Check your understanding>
a: Quote the passage on COX-2 mRNA expression in mouse ovulatory follicles word for word, starting with "This is not" and going on through "in mural granulosa cells.".
b: Render this sentence from the passage on COX-2 mRNA expression in mouse ovulatory follicles in Spanish: "The central finding of this study is that coculture of fully grown oocytes with either cumulus or mural granulosa cells promotes the expression of COX-2 mRNA."
c: Carry on the discussion of COX-2 mRNA expression in mouse ovulatory follicles from its final sentence onward.

Excerpt provided>
────────────────

This report documents the pattern of COX-2 mRNA expression in granulosa cells of ovulatory follicles and examines the regulation of the multiphasic expression of the Ptgs2 gene in mice. The principal focus of the study was to determine the importance of the oocyte in regulating COX-2 mRNA expression and to use this information to evaluate the role of the oocyte in the ovulatory process. It has previously been suggested that oocytes regulate the expression of COX-2 because GDF-9, an oocyte-specific secreted factor in the ovary, promotes COX-2 mRNA expression in mural granulosa cells (18, 21). Furthermore, mural granulosa and cumulus cells exhibit divergent levels of COX-2 mRNA expression, supporting this concept. The results suggest that the oocyte resident in a mouse ovulatory follicle promotes expression of COX-2 mRNA, but does not orchestrate the multiphasic changes in COX-2 mRNA levels observed in these follicles.

The central finding of this study is that coculture of fully grown oocytes with either cumulus or mural granulosa cells promotes the expression of COX-2 mRNA. This action of fully grown oocytes was evident at all time intervals examined, supporting the hypothesis that the oocyte resident in an ovulatory follicle promotes the expression of the Ptgs2 gene. Expression of Ptgs2 (COX-2) mRNA may be higher in cumulus cells than in mural granulosa cells 8 and 12 h after hCG treatment because of the proximity of cumulus cells to the oocyte. In this scenario, a concentration gradient of oocyte-derived stimulatory factor(s) is established within the follicle, with the cumulus cells receiving higher levels of stimulation and therefore expressing more COX-2 mRNA than the mural granulosa cells. However, as mural granulosa cells and cumulus cells express similar levels of COX-2 mRNA 4 h after treatment with hCG, it is likely that factors other than the oocyte promote the expression of COX-2 mRNA in mural granulosa cells during the early stages of the ovulatory process. As mural granulosa cells from preovulatory follicles express receptors for LH and express COX-2 after treatment with hCG in vivo and with LH in vitro, it is probable that LH acts directly on mural granulosa cells. Studies in rats support this idea, showing that both forskolin, an activator of adenylyl cyclase, and LH, which also acts via the cAMP pathway, up-regulate COX-2 expression in cultured granulosa cells (37). It therefore seems likely that LH is the principal determinant of levels of COX-2 mRNA in mural granulosa cells during the first peak of expression in ovulatory follicles.

This is not to say that a role for the oocyte in promoting the expression of COX-2 mRNA in mural granulosa cells can be ruled out. Indeed, expression is higher in mural granulosa cells closest to the antrum, suggesting that the oocyte may play an important role in promoting COX-2 mRNA expression in these cells. This conclusion is supported by the observations that expression of COX-2 mRNA increases in mural granulosa cells in response to oocyte-derived factors during coculture with oocytes, and that expression of COX-2 mRNA is higher in mural granulosa cells in vivo than after stimulation with LH in vitro. Therefore, the effects of LH and oocyte-secreted factors probably account for the heterogeneous pattern of expression of COX-2 in mural granulosa cells.

────────────────

Record set>
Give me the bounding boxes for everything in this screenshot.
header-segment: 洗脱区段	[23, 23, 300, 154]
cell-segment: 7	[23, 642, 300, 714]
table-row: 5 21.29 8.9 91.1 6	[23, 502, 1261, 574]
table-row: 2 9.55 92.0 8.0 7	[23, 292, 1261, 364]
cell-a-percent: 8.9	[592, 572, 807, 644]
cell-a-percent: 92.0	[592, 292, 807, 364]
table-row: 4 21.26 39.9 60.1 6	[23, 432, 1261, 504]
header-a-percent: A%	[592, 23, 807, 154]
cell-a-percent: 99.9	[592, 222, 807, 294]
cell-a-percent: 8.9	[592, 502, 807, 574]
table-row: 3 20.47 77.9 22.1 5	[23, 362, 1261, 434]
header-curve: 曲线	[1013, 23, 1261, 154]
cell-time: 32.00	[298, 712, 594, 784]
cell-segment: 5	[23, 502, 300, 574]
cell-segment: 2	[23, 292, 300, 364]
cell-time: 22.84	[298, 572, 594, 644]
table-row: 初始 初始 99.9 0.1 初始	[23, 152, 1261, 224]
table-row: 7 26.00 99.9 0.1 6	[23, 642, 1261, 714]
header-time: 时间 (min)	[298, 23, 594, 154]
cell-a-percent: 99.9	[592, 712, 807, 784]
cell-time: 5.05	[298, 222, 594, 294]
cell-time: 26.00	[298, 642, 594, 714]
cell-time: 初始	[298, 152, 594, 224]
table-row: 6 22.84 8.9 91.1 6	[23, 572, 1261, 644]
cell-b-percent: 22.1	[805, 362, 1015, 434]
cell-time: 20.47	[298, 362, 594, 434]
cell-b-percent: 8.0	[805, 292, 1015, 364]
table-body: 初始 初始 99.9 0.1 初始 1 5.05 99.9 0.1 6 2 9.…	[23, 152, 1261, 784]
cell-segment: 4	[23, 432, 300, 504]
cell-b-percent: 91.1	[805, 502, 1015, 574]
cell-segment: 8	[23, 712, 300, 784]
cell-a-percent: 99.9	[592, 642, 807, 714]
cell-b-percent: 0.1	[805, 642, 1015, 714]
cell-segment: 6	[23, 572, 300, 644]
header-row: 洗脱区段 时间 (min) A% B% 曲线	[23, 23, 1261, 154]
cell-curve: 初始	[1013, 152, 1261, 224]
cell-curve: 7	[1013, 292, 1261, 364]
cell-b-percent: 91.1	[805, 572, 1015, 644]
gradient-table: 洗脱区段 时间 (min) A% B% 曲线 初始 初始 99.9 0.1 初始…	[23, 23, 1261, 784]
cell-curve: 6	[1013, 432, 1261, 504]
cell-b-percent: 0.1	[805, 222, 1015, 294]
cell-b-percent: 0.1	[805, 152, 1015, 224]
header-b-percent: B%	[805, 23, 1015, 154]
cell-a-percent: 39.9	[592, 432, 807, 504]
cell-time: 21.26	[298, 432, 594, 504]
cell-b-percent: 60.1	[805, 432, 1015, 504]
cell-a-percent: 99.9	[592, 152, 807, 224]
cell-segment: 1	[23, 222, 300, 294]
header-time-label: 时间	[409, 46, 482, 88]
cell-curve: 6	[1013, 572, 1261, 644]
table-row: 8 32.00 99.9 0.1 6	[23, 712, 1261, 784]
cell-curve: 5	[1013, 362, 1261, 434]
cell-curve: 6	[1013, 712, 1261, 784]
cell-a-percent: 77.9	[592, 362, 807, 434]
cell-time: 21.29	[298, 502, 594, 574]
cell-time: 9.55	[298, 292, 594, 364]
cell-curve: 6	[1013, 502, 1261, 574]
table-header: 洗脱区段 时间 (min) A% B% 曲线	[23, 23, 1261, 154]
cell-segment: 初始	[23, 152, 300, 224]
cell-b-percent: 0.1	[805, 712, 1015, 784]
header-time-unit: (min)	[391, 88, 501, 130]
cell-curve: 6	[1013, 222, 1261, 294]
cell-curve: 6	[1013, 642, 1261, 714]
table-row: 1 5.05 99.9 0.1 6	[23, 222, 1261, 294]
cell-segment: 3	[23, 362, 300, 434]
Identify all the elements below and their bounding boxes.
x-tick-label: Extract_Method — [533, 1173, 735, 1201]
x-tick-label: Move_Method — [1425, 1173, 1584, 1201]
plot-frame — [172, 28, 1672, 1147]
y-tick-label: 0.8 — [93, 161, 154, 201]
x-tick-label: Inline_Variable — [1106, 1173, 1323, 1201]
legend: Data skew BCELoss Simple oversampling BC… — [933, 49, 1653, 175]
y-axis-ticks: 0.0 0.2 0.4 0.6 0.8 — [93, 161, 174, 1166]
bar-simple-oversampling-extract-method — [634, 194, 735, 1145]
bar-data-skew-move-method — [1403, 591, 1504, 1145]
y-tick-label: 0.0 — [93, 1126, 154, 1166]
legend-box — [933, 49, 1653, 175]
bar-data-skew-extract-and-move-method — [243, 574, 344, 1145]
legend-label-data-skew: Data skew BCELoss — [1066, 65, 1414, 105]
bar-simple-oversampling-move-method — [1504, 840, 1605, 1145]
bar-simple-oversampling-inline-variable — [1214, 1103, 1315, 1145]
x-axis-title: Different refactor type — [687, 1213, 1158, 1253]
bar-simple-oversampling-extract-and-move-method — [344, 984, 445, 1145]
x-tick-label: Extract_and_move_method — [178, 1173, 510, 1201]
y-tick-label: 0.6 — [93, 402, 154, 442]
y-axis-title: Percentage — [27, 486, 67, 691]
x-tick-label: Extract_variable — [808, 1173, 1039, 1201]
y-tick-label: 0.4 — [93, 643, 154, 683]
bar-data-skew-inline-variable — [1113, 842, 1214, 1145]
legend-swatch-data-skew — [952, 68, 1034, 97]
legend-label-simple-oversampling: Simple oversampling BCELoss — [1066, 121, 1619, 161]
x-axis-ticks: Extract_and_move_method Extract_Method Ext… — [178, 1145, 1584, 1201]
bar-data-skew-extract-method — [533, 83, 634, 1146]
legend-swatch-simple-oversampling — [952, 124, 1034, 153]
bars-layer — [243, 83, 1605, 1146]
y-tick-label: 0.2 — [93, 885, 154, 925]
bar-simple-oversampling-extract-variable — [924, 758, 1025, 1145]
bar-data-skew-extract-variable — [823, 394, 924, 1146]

────────────────

Responses in order>
a:
This is not to say that a role for the oocyte in promoting the expression of COX-2 mRNA in mural granulosa cells can be ruled out. Indeed, expression is higher in mural granulosa cells closest to the antrum, suggesting that the oocyte may play an important role in promoting COX-2 mRNA expression in these cells. This conclusion is supported by the observations that expression of COX-2 mRNA increases in mural granulosa cells in response to oocyte-derived factors during coculture with oocytes, and that expression of COX-2 mRNA is higher in mural granulosa cells in vivo than after stimulation with LH in vitro. Therefore, the effects of LH and oocyte-secreted factors probably account for the heterogeneous pattern of expression of COX-2 in mural granulosa cells.

b: El hallazgo central de este estudio es que el cocultivo de ovocitos completamente desarrollados con células del cúmulo o con células de la granulosa mural promueve la expresión del ARNm de COX-2.

c:
Just as mural granulosa COX-2 mRNA expression levels may be the result of stimulation from both oocyte-derived and non-oocyte-derived factors, factors other than those supplied by the oocyte are essential determinants of COX-2 mRNA expression levels in cumulus cells. This observation is supported by the finding that oocyte-derived factors are necessary, but not sufficient, to initiate high levels of COX-2 mRNA expression in cumulus cells in vitro. The identity of the non-oocyte-derived factor(s) necessary for the initiation of COX-2 mRNA expression in cumulus cells is unclear. In vivo, cumulus cell expression of COX-2 mRNA is initiated after hCG treatment. However, mouse cumulus cells do not express detectable levels of LH receptor mRNA (13) and do not initiate COX-2 mRNA expression in response to LH treatment in vitro. This indicates that the action of hCG treatment on cumulus cells in vivo is probably mediated by an intermediary signal. Presumably, this signal is generated or made active as a consequence of hCG stimulation of mural granulosa, or possibly thecal, cells. It is interesting to speculate that the lower level of COX-2 mRNA expression in cumulus compared with mural granulosa cells 2 h after hCG treatment is a reflection of the time required to generate the signal that initiates COX-2 mRNA expression in cumulus cells.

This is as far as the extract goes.